Collected data:
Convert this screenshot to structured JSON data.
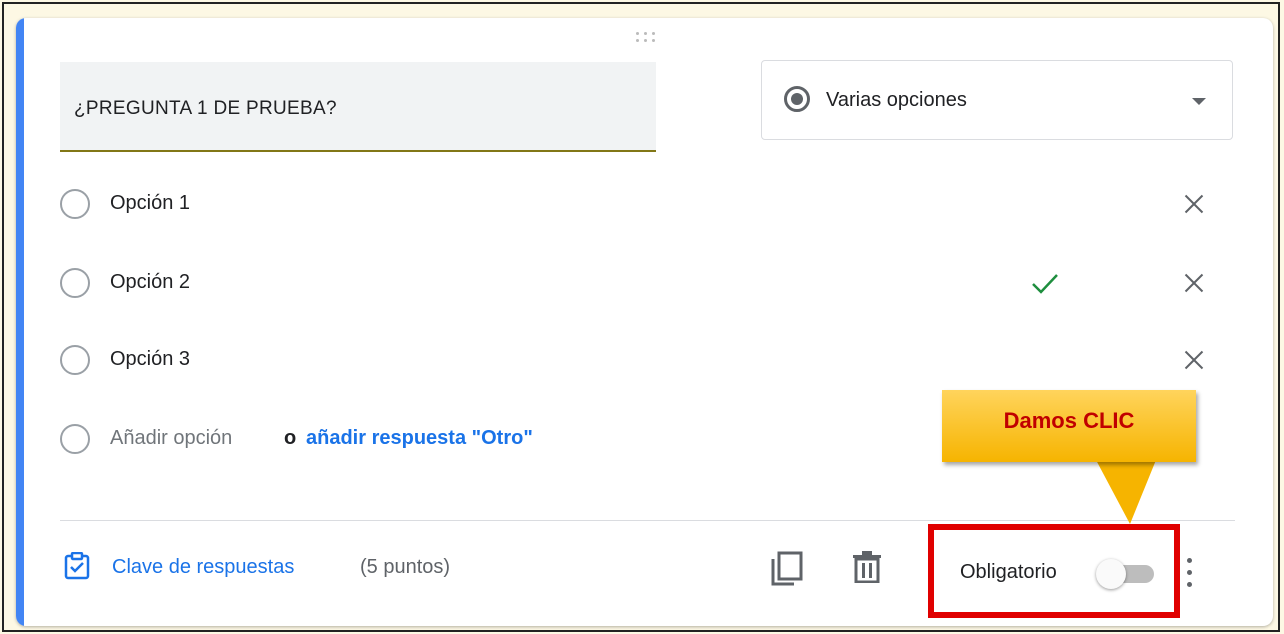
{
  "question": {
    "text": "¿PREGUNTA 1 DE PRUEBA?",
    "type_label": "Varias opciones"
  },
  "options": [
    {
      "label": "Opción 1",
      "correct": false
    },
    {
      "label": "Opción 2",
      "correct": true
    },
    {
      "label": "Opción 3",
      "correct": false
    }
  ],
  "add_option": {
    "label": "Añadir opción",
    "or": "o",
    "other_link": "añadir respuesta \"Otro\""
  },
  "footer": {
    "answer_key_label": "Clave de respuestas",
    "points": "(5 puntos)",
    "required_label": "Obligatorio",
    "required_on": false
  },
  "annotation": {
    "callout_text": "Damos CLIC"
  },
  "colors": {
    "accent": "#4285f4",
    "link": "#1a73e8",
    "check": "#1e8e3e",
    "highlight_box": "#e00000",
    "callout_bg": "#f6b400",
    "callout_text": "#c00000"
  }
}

* * *

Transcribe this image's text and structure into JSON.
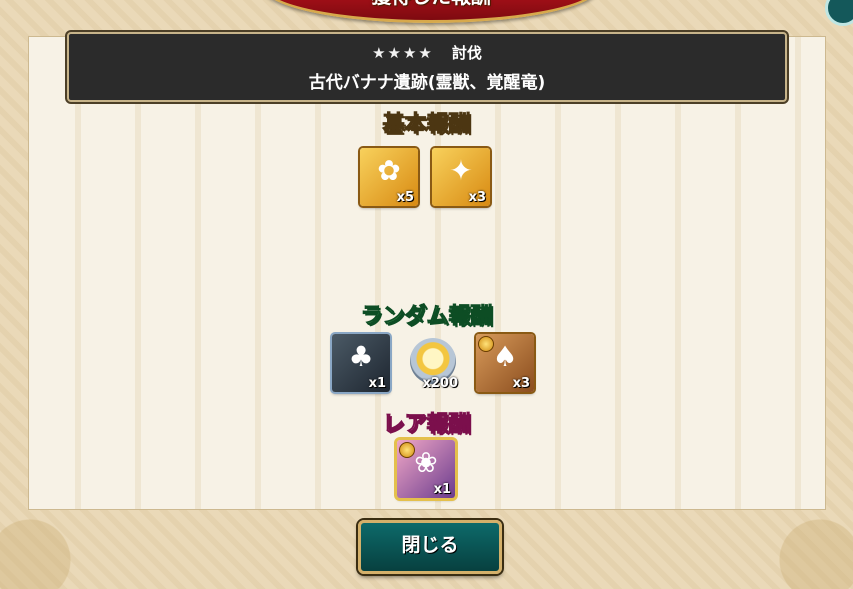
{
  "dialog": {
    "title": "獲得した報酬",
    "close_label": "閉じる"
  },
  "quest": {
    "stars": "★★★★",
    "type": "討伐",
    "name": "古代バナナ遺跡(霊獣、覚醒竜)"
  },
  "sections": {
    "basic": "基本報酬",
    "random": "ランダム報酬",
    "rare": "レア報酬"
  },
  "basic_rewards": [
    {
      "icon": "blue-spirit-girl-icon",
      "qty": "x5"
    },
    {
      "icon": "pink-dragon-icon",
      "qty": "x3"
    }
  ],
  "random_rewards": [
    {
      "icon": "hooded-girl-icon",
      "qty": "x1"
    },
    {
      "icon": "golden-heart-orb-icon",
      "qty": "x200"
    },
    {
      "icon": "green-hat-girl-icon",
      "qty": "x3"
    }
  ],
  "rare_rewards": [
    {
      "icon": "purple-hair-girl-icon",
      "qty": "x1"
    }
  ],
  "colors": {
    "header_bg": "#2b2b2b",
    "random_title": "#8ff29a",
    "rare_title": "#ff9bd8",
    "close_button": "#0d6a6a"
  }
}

Task: Which lines hold the word "icon"? Copy every one of them.

Task result:
      "icon": "blue-spirit-girl-icon",
      "icon": "pink-dragon-icon",
      "icon": "hooded-girl-icon",
      "icon": "golden-heart-orb-icon",
      "icon": "green-hat-girl-icon",
      "icon": "purple-hair-girl-icon",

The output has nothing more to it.